[Data excerpts]
>>

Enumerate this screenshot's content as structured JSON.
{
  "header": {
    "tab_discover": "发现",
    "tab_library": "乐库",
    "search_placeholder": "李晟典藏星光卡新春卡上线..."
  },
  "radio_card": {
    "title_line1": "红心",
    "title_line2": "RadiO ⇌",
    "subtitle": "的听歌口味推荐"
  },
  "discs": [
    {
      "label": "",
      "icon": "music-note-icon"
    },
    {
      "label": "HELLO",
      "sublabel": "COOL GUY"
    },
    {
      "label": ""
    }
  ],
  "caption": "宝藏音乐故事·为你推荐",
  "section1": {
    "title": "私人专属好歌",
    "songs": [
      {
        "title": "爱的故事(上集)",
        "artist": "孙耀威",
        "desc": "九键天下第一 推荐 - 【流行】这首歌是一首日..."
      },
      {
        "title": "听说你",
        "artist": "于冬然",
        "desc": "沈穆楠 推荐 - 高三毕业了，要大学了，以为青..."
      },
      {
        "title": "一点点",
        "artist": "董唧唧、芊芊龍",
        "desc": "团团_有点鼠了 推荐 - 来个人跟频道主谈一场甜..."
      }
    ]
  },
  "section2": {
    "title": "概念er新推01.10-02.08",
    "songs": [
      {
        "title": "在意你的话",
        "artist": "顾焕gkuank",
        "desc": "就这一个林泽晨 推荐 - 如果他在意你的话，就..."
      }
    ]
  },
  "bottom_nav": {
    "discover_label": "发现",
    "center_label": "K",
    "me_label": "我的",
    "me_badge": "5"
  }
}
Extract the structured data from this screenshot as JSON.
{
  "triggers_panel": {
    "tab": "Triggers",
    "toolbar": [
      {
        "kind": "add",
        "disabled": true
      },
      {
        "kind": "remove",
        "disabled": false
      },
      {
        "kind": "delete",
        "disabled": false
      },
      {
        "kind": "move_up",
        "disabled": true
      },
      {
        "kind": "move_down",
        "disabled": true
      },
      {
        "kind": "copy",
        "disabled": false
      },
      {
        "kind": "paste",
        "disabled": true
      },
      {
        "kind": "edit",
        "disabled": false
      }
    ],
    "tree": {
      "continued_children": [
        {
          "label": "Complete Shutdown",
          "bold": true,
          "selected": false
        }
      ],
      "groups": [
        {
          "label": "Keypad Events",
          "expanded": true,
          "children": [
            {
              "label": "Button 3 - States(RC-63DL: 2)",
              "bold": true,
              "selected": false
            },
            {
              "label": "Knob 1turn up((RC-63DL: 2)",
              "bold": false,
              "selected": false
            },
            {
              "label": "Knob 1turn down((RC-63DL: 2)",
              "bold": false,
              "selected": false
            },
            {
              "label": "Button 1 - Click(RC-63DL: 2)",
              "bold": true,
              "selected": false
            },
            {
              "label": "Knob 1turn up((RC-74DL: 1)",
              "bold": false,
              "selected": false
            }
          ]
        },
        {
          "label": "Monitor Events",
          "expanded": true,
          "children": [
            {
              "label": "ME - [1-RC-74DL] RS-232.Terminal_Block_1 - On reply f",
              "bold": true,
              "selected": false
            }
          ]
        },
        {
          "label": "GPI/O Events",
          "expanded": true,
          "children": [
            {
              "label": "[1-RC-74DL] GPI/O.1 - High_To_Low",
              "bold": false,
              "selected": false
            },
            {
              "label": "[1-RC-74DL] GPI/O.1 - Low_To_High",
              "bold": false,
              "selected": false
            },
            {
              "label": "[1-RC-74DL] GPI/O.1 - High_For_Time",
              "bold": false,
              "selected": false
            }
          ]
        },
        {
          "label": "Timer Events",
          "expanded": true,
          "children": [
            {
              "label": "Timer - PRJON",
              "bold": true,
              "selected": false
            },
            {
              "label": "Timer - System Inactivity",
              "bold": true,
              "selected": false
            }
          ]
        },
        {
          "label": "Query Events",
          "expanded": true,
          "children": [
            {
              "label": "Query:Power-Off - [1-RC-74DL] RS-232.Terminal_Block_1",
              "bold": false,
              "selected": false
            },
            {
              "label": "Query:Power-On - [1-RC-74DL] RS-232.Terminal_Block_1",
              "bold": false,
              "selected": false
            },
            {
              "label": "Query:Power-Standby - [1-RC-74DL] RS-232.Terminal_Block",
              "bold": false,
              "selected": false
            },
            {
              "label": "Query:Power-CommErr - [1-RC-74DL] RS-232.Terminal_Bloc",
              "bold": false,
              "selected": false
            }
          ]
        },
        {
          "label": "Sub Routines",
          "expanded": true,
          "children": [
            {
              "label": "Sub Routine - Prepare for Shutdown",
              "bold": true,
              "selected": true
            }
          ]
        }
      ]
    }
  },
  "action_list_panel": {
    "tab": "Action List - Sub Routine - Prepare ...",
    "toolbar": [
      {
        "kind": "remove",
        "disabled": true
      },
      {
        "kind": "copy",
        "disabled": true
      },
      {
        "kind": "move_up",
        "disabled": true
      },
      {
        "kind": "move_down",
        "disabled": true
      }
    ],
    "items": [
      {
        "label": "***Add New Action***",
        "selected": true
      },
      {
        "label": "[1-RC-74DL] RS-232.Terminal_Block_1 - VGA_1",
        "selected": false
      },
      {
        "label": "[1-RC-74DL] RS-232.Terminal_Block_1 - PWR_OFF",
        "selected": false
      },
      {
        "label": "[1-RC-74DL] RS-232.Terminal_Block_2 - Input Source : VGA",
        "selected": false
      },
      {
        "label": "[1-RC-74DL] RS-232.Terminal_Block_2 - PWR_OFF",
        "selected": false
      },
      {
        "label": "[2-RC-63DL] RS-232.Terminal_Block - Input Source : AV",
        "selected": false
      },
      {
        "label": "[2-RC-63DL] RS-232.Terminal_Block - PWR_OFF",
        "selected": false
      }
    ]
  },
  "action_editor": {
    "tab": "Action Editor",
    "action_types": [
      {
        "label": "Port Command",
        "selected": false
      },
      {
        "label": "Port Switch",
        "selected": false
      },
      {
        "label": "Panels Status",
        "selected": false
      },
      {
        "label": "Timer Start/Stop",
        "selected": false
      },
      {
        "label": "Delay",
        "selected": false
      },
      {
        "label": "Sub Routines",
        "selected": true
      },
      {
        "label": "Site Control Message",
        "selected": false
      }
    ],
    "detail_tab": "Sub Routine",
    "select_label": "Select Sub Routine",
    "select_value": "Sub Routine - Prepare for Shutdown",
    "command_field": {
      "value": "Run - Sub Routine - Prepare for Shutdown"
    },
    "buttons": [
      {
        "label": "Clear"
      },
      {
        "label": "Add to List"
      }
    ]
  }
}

<<

» WORK REQUIRED
Copy whichever lines in the listing above contain the word "Port".

» ANSWER TO THIS PROBLEM
        "label": "Port Command",
        "label": "Port Switch",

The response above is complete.